# [GIVEN PROBLEM]
Omit every picture and output the rest of the records exactly as they are.
________________
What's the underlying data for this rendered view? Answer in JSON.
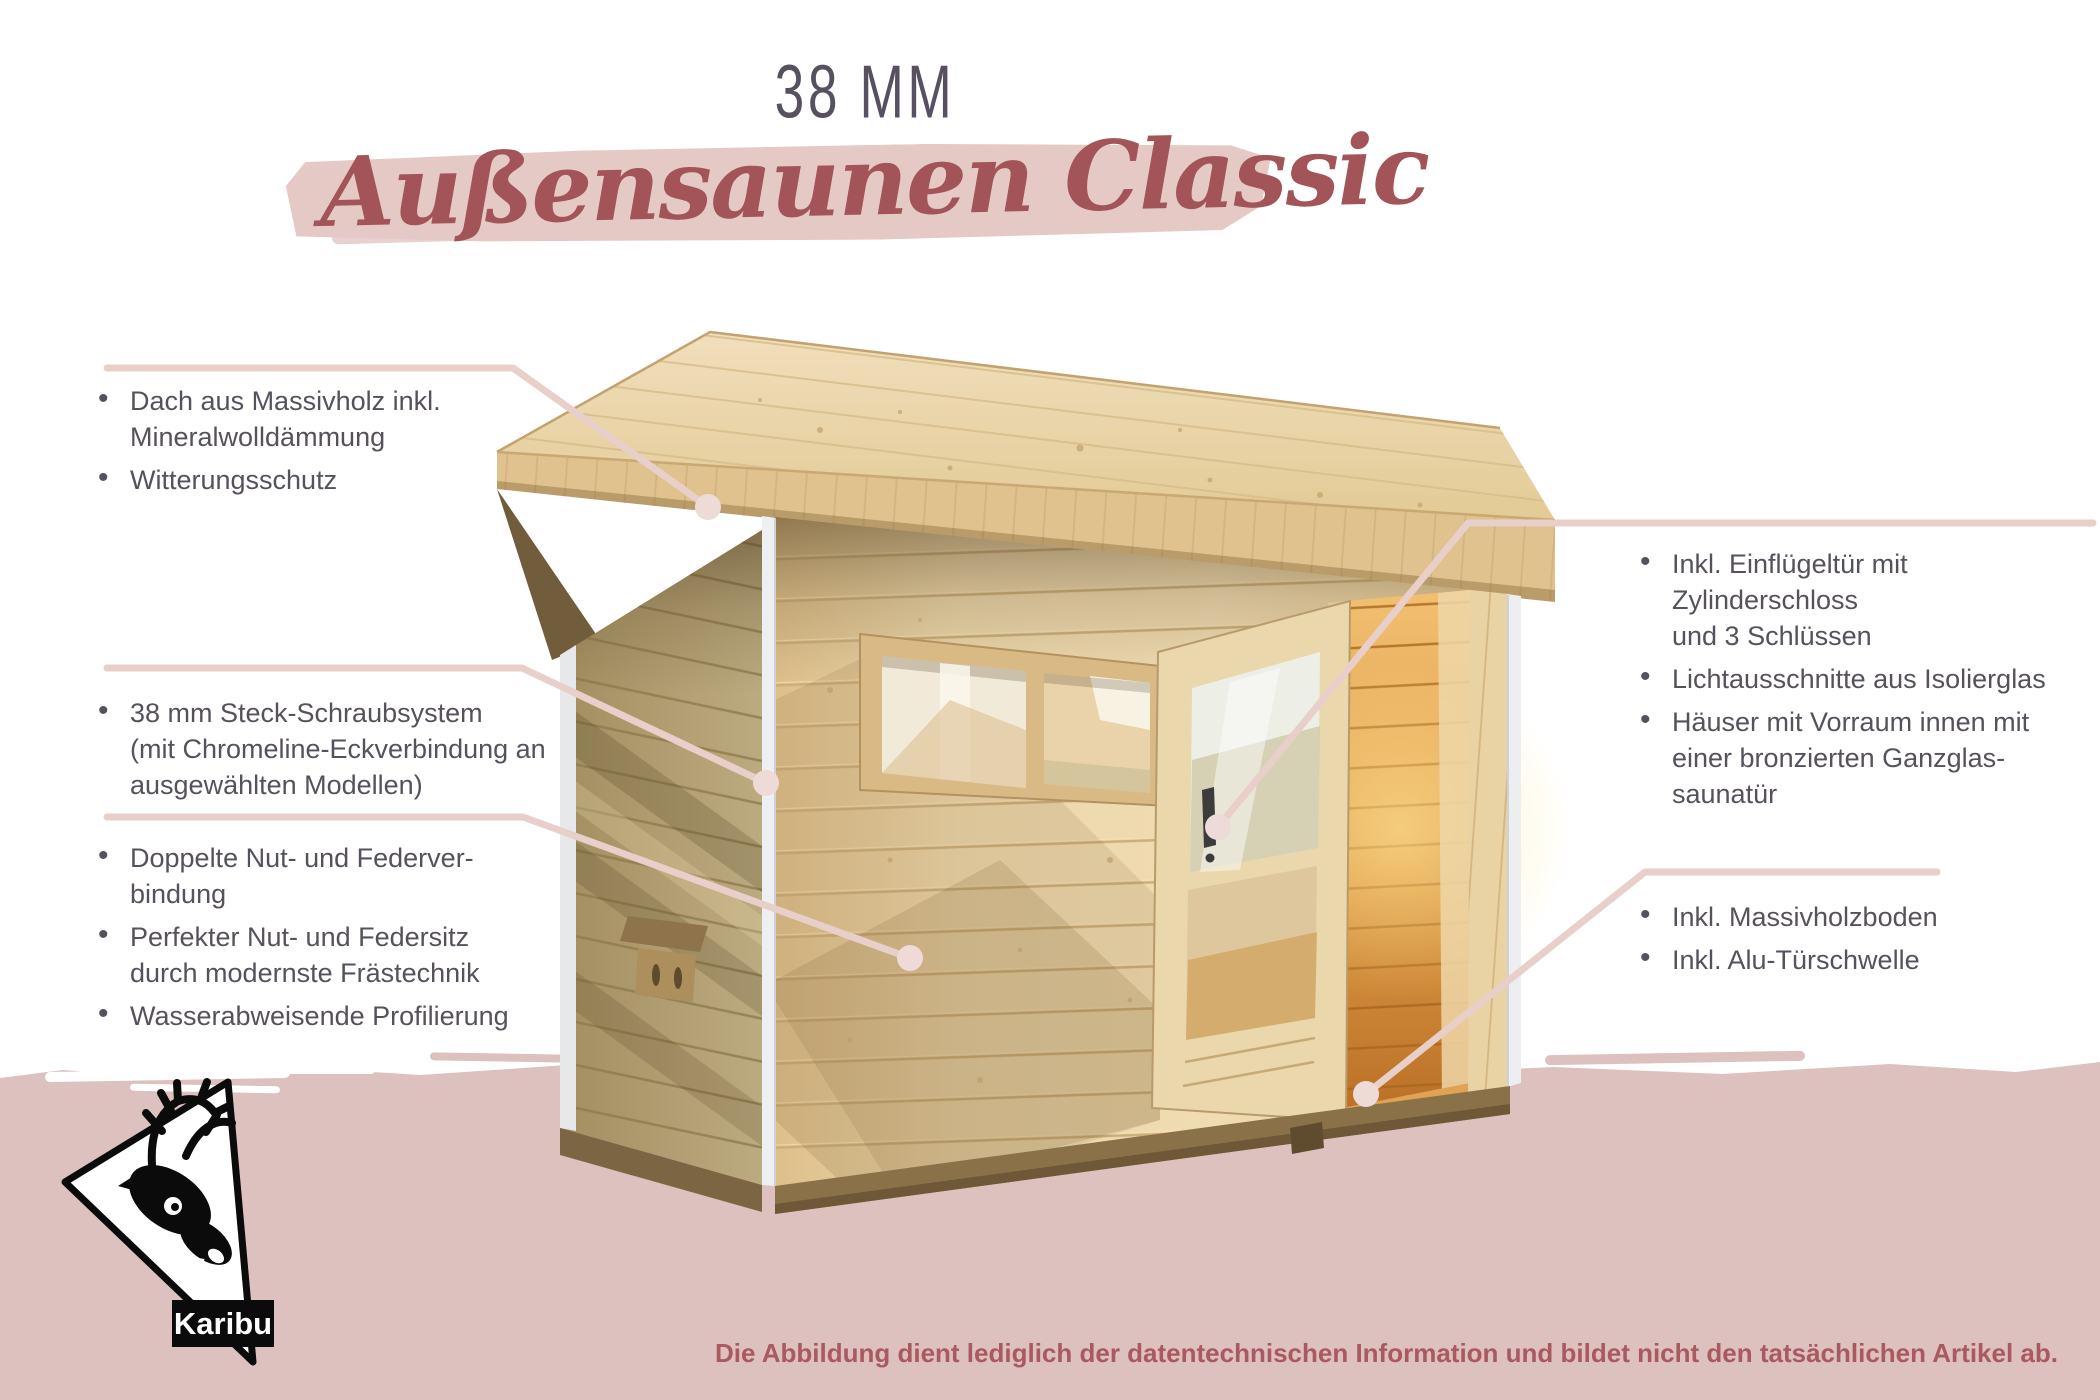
{
  "header": {
    "thickness_label": "38 MM",
    "title": "Außensaunen Classic"
  },
  "features": {
    "roof": {
      "items": [
        "Dach aus Massivholz inkl.\nMineralwolldämmung",
        "Witterungsschutz"
      ]
    },
    "walls": {
      "items": [
        "38 mm Steck-Schraubsystem\n(mit Chromeline-Eckverbindung an\nausgewählten Modellen)"
      ]
    },
    "joinery": {
      "items": [
        "Doppelte Nut- und Federver-\nbindung",
        "Perfekter Nut- und Federsitz\ndurch modernste Frästechnik",
        "Wasserabweisende Profilierung"
      ]
    },
    "door": {
      "items": [
        "Inkl. Einflügeltür mit Zylinderschloss\nund 3 Schlüssen",
        "Lichtausschnitte aus Isolierglas",
        "Häuser mit Vorraum innen mit\neiner bronzierten Ganzglas-\nsaunatür"
      ]
    },
    "floor": {
      "items": [
        "Inkl. Massivholzboden",
        "Inkl. Alu-Türschwelle"
      ]
    }
  },
  "footer": {
    "disclaimer": "Die Abbildung dient lediglich der datentechnischen Information und bildet nicht den tatsächlichen Artikel ab."
  },
  "logo": {
    "brand": "Karibu"
  },
  "colors": {
    "headline": "#575060",
    "title": "#a25458",
    "body_text": "#56515d",
    "brush": "#e4c9c5",
    "band": "#dcc1be",
    "callout_line": "#e8cfc9",
    "callout_dot": "#eedbd7",
    "disclaimer": "#a9595f"
  }
}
________________
# [WRITTEN ANSWER]
What's the underlying data for this rendered view? Answer in JSON.
{
  "header": {
    "thickness_label": "38 MM",
    "title": "Außensaunen Classic"
  },
  "features": {
    "roof": {
      "items": [
        "Dach aus Massivholz inkl.\nMineralwolldämmung",
        "Witterungsschutz"
      ]
    },
    "walls": {
      "items": [
        "38 mm Steck-Schraubsystem\n(mit Chromeline-Eckverbindung an\nausgewählten Modellen)"
      ]
    },
    "joinery": {
      "items": [
        "Doppelte Nut- und Federver-\nbindung",
        "Perfekter Nut- und Federsitz\ndurch modernste Frästechnik",
        "Wasserabweisende Profilierung"
      ]
    },
    "door": {
      "items": [
        "Inkl. Einflügeltür mit Zylinderschloss\nund 3 Schlüssen",
        "Lichtausschnitte aus Isolierglas",
        "Häuser mit Vorraum innen mit\neiner bronzierten Ganzglas-\nsaunatür"
      ]
    },
    "floor": {
      "items": [
        "Inkl. Massivholzboden",
        "Inkl. Alu-Türschwelle"
      ]
    }
  },
  "footer": {
    "disclaimer": "Die Abbildung dient lediglich der datentechnischen Information und bildet nicht den tatsächlichen Artikel ab."
  },
  "logo": {
    "brand": "Karibu"
  },
  "colors": {
    "headline": "#575060",
    "title": "#a25458",
    "body_text": "#56515d",
    "brush": "#e4c9c5",
    "band": "#dcc1be",
    "callout_line": "#e8cfc9",
    "callout_dot": "#eedbd7",
    "disclaimer": "#a9595f"
  }
}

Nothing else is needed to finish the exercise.